* _DIRECTIONS_: Extract the records below word for word and ignore the images.
--- Start of MATERIAL PROVIDED ---
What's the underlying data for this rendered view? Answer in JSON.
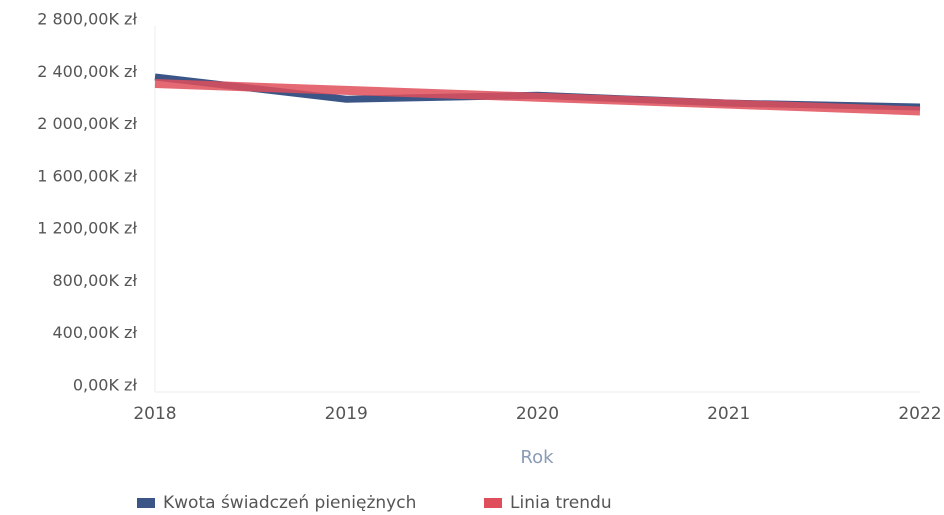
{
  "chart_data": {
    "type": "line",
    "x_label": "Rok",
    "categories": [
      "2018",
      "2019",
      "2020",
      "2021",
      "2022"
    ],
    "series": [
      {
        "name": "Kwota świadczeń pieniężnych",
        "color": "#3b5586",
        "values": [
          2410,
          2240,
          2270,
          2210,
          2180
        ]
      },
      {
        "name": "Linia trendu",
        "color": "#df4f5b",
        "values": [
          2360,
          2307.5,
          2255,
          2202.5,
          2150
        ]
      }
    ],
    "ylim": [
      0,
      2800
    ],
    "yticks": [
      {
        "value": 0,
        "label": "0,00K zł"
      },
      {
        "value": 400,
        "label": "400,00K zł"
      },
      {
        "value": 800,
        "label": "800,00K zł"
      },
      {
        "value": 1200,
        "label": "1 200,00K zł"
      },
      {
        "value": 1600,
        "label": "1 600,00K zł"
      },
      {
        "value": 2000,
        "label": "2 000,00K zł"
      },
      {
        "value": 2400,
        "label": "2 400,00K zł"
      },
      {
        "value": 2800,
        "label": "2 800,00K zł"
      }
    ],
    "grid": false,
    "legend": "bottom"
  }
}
--- End of MATERIAL PROVIDED ---
* _COMPLETED EXERCISE_:
What's the underlying data for this rendered view? Answer in JSON.
{
  "chart_data": {
    "type": "line",
    "x_label": "Rok",
    "categories": [
      "2018",
      "2019",
      "2020",
      "2021",
      "2022"
    ],
    "series": [
      {
        "name": "Kwota świadczeń pieniężnych",
        "color": "#3b5586",
        "values": [
          2410,
          2240,
          2270,
          2210,
          2180
        ]
      },
      {
        "name": "Linia trendu",
        "color": "#df4f5b",
        "values": [
          2360,
          2307.5,
          2255,
          2202.5,
          2150
        ]
      }
    ],
    "ylim": [
      0,
      2800
    ],
    "yticks": [
      {
        "value": 0,
        "label": "0,00K zł"
      },
      {
        "value": 400,
        "label": "400,00K zł"
      },
      {
        "value": 800,
        "label": "800,00K zł"
      },
      {
        "value": 1200,
        "label": "1 200,00K zł"
      },
      {
        "value": 1600,
        "label": "1 600,00K zł"
      },
      {
        "value": 2000,
        "label": "2 000,00K zł"
      },
      {
        "value": 2400,
        "label": "2 400,00K zł"
      },
      {
        "value": 2800,
        "label": "2 800,00K zł"
      }
    ],
    "grid": false,
    "legend": "bottom"
  }
}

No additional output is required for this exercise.